Where the string "name" occurs in the material below, report the whole line.
_ _ _ _
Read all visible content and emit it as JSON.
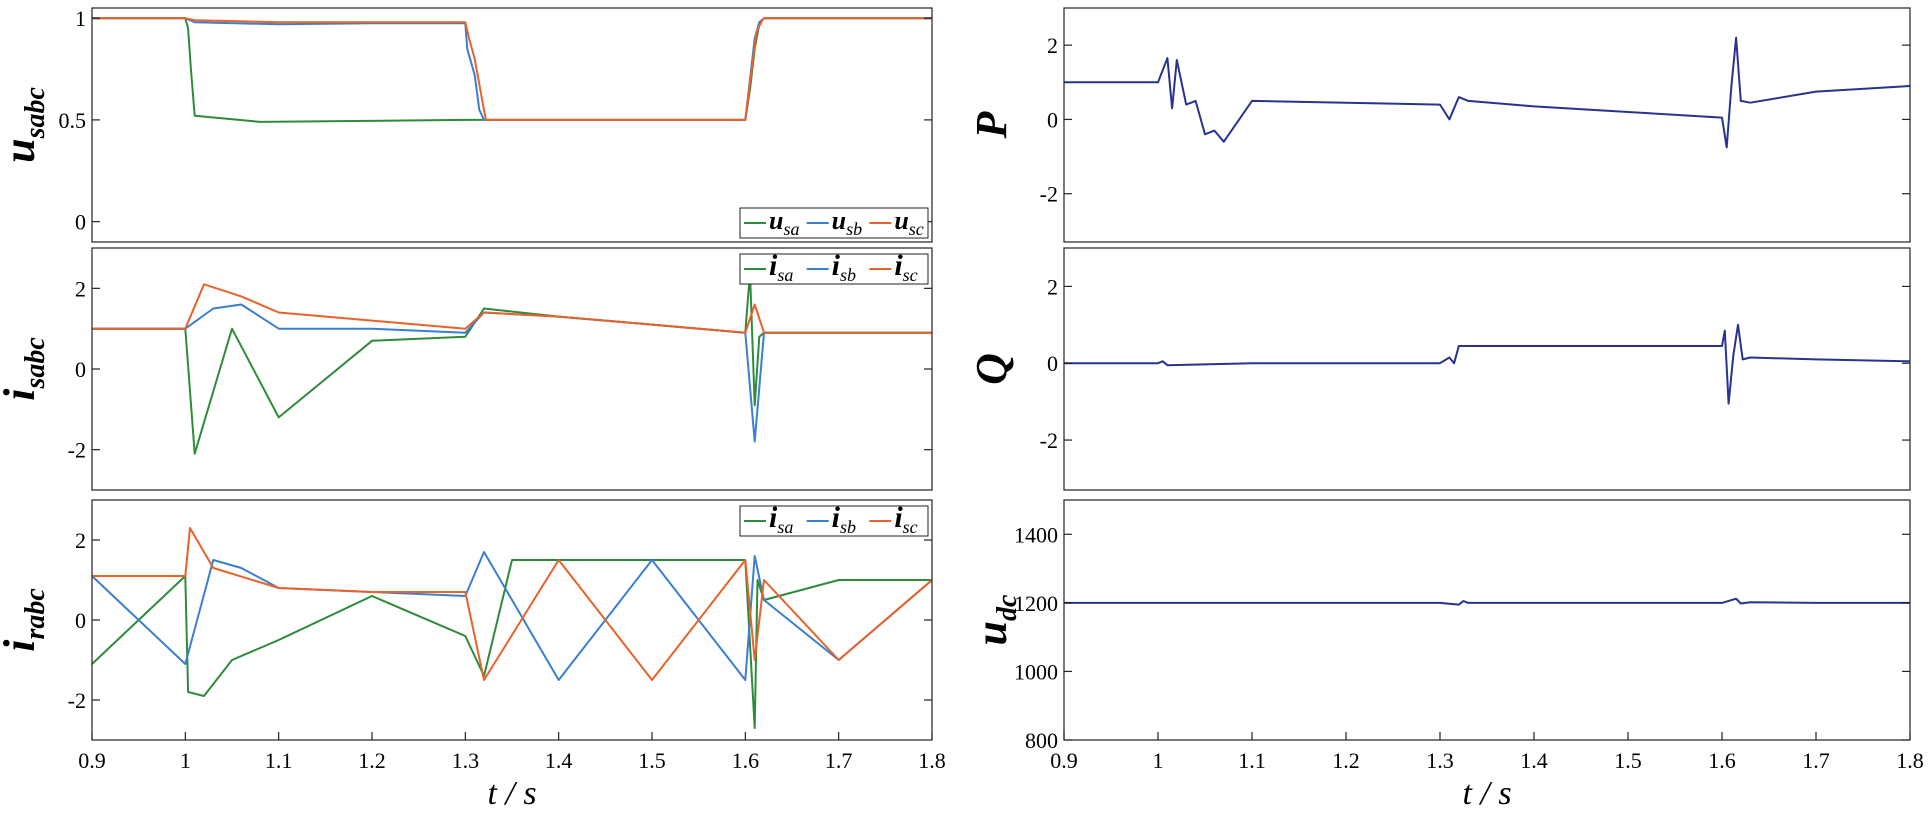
{
  "chart_data": [
    {
      "id": "usabc",
      "type": "line",
      "ylabel": "u",
      "ylabel_sub": "sabc",
      "xlim": [
        0.9,
        1.8
      ],
      "ylim": [
        -0.1,
        1.05
      ],
      "yticks": [
        0,
        0.5,
        1
      ],
      "ytick_labels": [
        "0",
        "0.5",
        "1"
      ],
      "xticks": [],
      "xtick_labels": [],
      "xlabel": "",
      "legend": {
        "position": "bottom-right",
        "entries": [
          {
            "main": "u",
            "sub": "sa",
            "color": "#2e8b3a"
          },
          {
            "main": "u",
            "sub": "sb",
            "color": "#3a7fd0"
          },
          {
            "main": "u",
            "sub": "sc",
            "color": "#e8622a"
          }
        ]
      },
      "series": [
        {
          "name": "usa",
          "color": "#2e8b3a",
          "x": [
            0.9,
            1.0,
            1.003,
            1.006,
            1.01,
            1.08,
            1.3,
            1.32,
            1.6,
            1.605,
            1.61,
            1.615,
            1.62,
            1.8
          ],
          "y": [
            1.0,
            1.0,
            0.95,
            0.75,
            0.52,
            0.49,
            0.5,
            0.5,
            0.5,
            0.65,
            0.85,
            0.97,
            1.0,
            1.0
          ]
        },
        {
          "name": "usb",
          "color": "#3a7fd0",
          "x": [
            0.9,
            1.0,
            1.01,
            1.1,
            1.2,
            1.3,
            1.302,
            1.31,
            1.315,
            1.32,
            1.6,
            1.605,
            1.61,
            1.615,
            1.62,
            1.8
          ],
          "y": [
            1.0,
            1.0,
            0.98,
            0.97,
            0.975,
            0.975,
            0.85,
            0.72,
            0.55,
            0.5,
            0.5,
            0.7,
            0.9,
            0.98,
            1.0,
            1.0
          ]
        },
        {
          "name": "usc",
          "color": "#e8622a",
          "x": [
            0.9,
            1.0,
            1.01,
            1.1,
            1.2,
            1.3,
            1.304,
            1.31,
            1.318,
            1.322,
            1.6,
            1.606,
            1.612,
            1.618,
            1.62,
            1.8
          ],
          "y": [
            1.0,
            1.0,
            0.99,
            0.98,
            0.98,
            0.98,
            0.9,
            0.8,
            0.6,
            0.5,
            0.5,
            0.72,
            0.93,
            0.99,
            1.0,
            1.0
          ]
        }
      ]
    },
    {
      "id": "isabc",
      "type": "line",
      "ylabel": "i",
      "ylabel_sub": "sabc",
      "xlim": [
        0.9,
        1.8
      ],
      "ylim": [
        -3,
        3
      ],
      "yticks": [
        -2,
        0,
        2
      ],
      "ytick_labels": [
        "-2",
        "0",
        "2"
      ],
      "xticks": [],
      "xtick_labels": [],
      "xlabel": "",
      "legend": {
        "position": "top-right",
        "entries": [
          {
            "main": "i",
            "sub": "sa",
            "color": "#2e8b3a"
          },
          {
            "main": "i",
            "sub": "sb",
            "color": "#3a7fd0"
          },
          {
            "main": "i",
            "sub": "sc",
            "color": "#e8622a"
          }
        ]
      },
      "series": [
        {
          "name": "isa",
          "color": "#2e8b3a",
          "x": [
            0.9,
            0.95,
            1.0,
            1.01,
            1.05,
            1.1,
            1.2,
            1.3,
            1.32,
            1.4,
            1.5,
            1.6,
            1.605,
            1.61,
            1.615,
            1.62,
            1.7,
            1.8
          ],
          "y": [
            1.0,
            1.0,
            1.0,
            -2.1,
            1.0,
            -1.2,
            0.7,
            0.8,
            1.5,
            1.3,
            1.1,
            0.9,
            2.4,
            -0.9,
            0.8,
            0.9,
            0.9,
            0.9
          ]
        },
        {
          "name": "isb",
          "color": "#3a7fd0",
          "x": [
            0.9,
            1.0,
            1.03,
            1.06,
            1.1,
            1.2,
            1.3,
            1.32,
            1.4,
            1.5,
            1.6,
            1.61,
            1.62,
            1.8
          ],
          "y": [
            1.0,
            1.0,
            1.5,
            1.6,
            1.0,
            1.0,
            0.9,
            1.4,
            1.3,
            1.1,
            0.9,
            -1.8,
            0.9,
            0.9
          ]
        },
        {
          "name": "isc",
          "color": "#e8622a",
          "x": [
            0.9,
            1.0,
            1.02,
            1.06,
            1.1,
            1.2,
            1.3,
            1.32,
            1.4,
            1.5,
            1.6,
            1.61,
            1.62,
            1.8
          ],
          "y": [
            1.0,
            1.0,
            2.1,
            1.8,
            1.4,
            1.2,
            1.0,
            1.4,
            1.3,
            1.1,
            0.9,
            1.6,
            0.9,
            0.9
          ]
        }
      ]
    },
    {
      "id": "irabc",
      "type": "line",
      "ylabel": "i",
      "ylabel_sub": "rabc",
      "xlim": [
        0.9,
        1.8
      ],
      "ylim": [
        -3,
        3
      ],
      "yticks": [
        -2,
        0,
        2
      ],
      "ytick_labels": [
        "-2",
        "0",
        "2"
      ],
      "xticks": [
        0.9,
        1.0,
        1.1,
        1.2,
        1.3,
        1.4,
        1.5,
        1.6,
        1.7,
        1.8
      ],
      "xtick_labels": [
        "0.9",
        "1",
        "1.1",
        "1.2",
        "1.3",
        "1.4",
        "1.5",
        "1.6",
        "1.7",
        "1.8"
      ],
      "xlabel": "t / s",
      "legend": {
        "position": "top-right",
        "entries": [
          {
            "main": "i",
            "sub": "sa",
            "color": "#2e8b3a"
          },
          {
            "main": "i",
            "sub": "sb",
            "color": "#3a7fd0"
          },
          {
            "main": "i",
            "sub": "sc",
            "color": "#e8622a"
          }
        ]
      },
      "series": [
        {
          "name": "ira",
          "color": "#2e8b3a",
          "x": [
            0.9,
            1.0,
            1.003,
            1.02,
            1.05,
            1.1,
            1.2,
            1.3,
            1.32,
            1.35,
            1.4,
            1.5,
            1.6,
            1.61,
            1.613,
            1.62,
            1.7,
            1.8
          ],
          "y": [
            -1.1,
            1.1,
            -1.8,
            -1.9,
            -1.0,
            -0.5,
            0.6,
            -0.4,
            -1.4,
            1.5,
            1.5,
            1.5,
            1.5,
            -2.7,
            1.0,
            0.5,
            1.0,
            1.0
          ]
        },
        {
          "name": "irb",
          "color": "#3a7fd0",
          "x": [
            0.9,
            1.0,
            1.03,
            1.06,
            1.1,
            1.2,
            1.3,
            1.32,
            1.4,
            1.5,
            1.6,
            1.61,
            1.62,
            1.7,
            1.8
          ],
          "y": [
            1.1,
            -1.1,
            1.5,
            1.3,
            0.8,
            0.7,
            0.6,
            1.7,
            -1.5,
            1.5,
            -1.5,
            1.6,
            0.5,
            -1.0,
            1.0
          ]
        },
        {
          "name": "irc",
          "color": "#e8622a",
          "x": [
            0.9,
            1.0,
            1.005,
            1.03,
            1.1,
            1.2,
            1.3,
            1.32,
            1.4,
            1.5,
            1.6,
            1.61,
            1.62,
            1.7,
            1.8
          ],
          "y": [
            1.1,
            1.1,
            2.3,
            1.3,
            0.8,
            0.7,
            0.7,
            -1.5,
            1.5,
            -1.5,
            1.5,
            -1.0,
            1.0,
            -1.0,
            1.0
          ]
        }
      ]
    },
    {
      "id": "P",
      "type": "line",
      "ylabel": "P",
      "ylabel_sub": "",
      "xlim": [
        0.9,
        1.8
      ],
      "ylim": [
        -3.3,
        3.0
      ],
      "yticks": [
        -2,
        0,
        2
      ],
      "ytick_labels": [
        "-2",
        "0",
        "2"
      ],
      "xticks": [],
      "xtick_labels": [],
      "xlabel": "",
      "series": [
        {
          "name": "P",
          "color": "#27338f",
          "x": [
            0.9,
            1.0,
            1.01,
            1.015,
            1.02,
            1.03,
            1.04,
            1.05,
            1.06,
            1.07,
            1.1,
            1.2,
            1.3,
            1.31,
            1.32,
            1.33,
            1.4,
            1.5,
            1.6,
            1.605,
            1.61,
            1.615,
            1.62,
            1.63,
            1.7,
            1.8
          ],
          "y": [
            1.0,
            1.0,
            1.65,
            0.3,
            1.6,
            0.4,
            0.5,
            -0.4,
            -0.3,
            -0.6,
            0.5,
            0.45,
            0.4,
            0.0,
            0.6,
            0.5,
            0.35,
            0.2,
            0.05,
            -0.75,
            0.9,
            2.2,
            0.5,
            0.45,
            0.75,
            0.9
          ]
        }
      ]
    },
    {
      "id": "Q",
      "type": "line",
      "ylabel": "Q",
      "ylabel_sub": "",
      "xlim": [
        0.9,
        1.8
      ],
      "ylim": [
        -3.3,
        3.0
      ],
      "yticks": [
        -2,
        0,
        2
      ],
      "ytick_labels": [
        "-2",
        "0",
        "2"
      ],
      "xticks": [],
      "xtick_labels": [],
      "xlabel": "",
      "series": [
        {
          "name": "Q",
          "color": "#27338f",
          "x": [
            0.9,
            1.0,
            1.005,
            1.01,
            1.1,
            1.3,
            1.31,
            1.315,
            1.32,
            1.33,
            1.5,
            1.6,
            1.603,
            1.607,
            1.612,
            1.617,
            1.622,
            1.63,
            1.7,
            1.8
          ],
          "y": [
            0.0,
            0.0,
            0.05,
            -0.05,
            0.0,
            0.0,
            0.15,
            0.0,
            0.45,
            0.45,
            0.45,
            0.45,
            0.85,
            -1.05,
            0.2,
            1.0,
            0.1,
            0.15,
            0.1,
            0.05
          ]
        }
      ]
    },
    {
      "id": "udc",
      "type": "line",
      "ylabel": "u",
      "ylabel_sub": "dc",
      "xlim": [
        0.9,
        1.8
      ],
      "ylim": [
        800,
        1500
      ],
      "yticks": [
        800,
        1000,
        1200,
        1400
      ],
      "ytick_labels": [
        "800",
        "1000",
        "1200",
        "1400"
      ],
      "xticks": [
        0.9,
        1.0,
        1.1,
        1.2,
        1.3,
        1.4,
        1.5,
        1.6,
        1.7,
        1.8
      ],
      "xtick_labels": [
        "0.9",
        "1",
        "1.1",
        "1.2",
        "1.3",
        "1.4",
        "1.5",
        "1.6",
        "1.7",
        "1.8"
      ],
      "xlabel": "t / s",
      "series": [
        {
          "name": "udc",
          "color": "#27338f",
          "x": [
            0.9,
            1.3,
            1.32,
            1.325,
            1.33,
            1.6,
            1.615,
            1.62,
            1.63,
            1.7,
            1.8
          ],
          "y": [
            1200,
            1200,
            1195,
            1205,
            1200,
            1200,
            1212,
            1198,
            1202,
            1200,
            1200
          ]
        }
      ]
    }
  ]
}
_ _ _ _
• [Response]:
          "name": "usa",
          "name": "usb",
          "name": "usc",
          "name": "isa",
          "name": "isb",
          "name": "isc",
          "name": "ira",
          "name": "irb",
          "name": "irc",
          "name": "P",
          "name": "Q",
          "name": "udc",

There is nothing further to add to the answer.